• **PROMPT**
Copy each line below that contains "color".

• **DATA FOR THIS EXERCISE**
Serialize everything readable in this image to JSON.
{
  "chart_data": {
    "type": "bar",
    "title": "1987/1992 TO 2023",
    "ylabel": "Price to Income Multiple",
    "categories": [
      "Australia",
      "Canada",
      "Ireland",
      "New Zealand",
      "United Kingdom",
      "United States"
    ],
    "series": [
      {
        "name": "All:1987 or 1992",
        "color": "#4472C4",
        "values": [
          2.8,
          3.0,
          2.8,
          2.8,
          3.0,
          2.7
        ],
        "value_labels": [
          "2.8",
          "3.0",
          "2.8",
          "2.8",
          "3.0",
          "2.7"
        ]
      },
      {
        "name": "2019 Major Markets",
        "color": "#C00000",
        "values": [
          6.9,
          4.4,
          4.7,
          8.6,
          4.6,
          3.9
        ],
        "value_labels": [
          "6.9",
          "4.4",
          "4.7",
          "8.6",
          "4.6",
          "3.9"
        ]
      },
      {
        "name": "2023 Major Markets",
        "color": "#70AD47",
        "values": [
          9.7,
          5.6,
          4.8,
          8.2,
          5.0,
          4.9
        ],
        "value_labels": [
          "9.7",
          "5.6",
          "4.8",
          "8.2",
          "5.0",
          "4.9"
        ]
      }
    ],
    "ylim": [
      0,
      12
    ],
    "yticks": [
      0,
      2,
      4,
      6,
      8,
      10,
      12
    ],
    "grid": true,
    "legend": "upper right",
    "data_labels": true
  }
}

• **THE RESULT**
        "color": "#4472C4",
        "color": "#C00000",
        "color": "#70AD47",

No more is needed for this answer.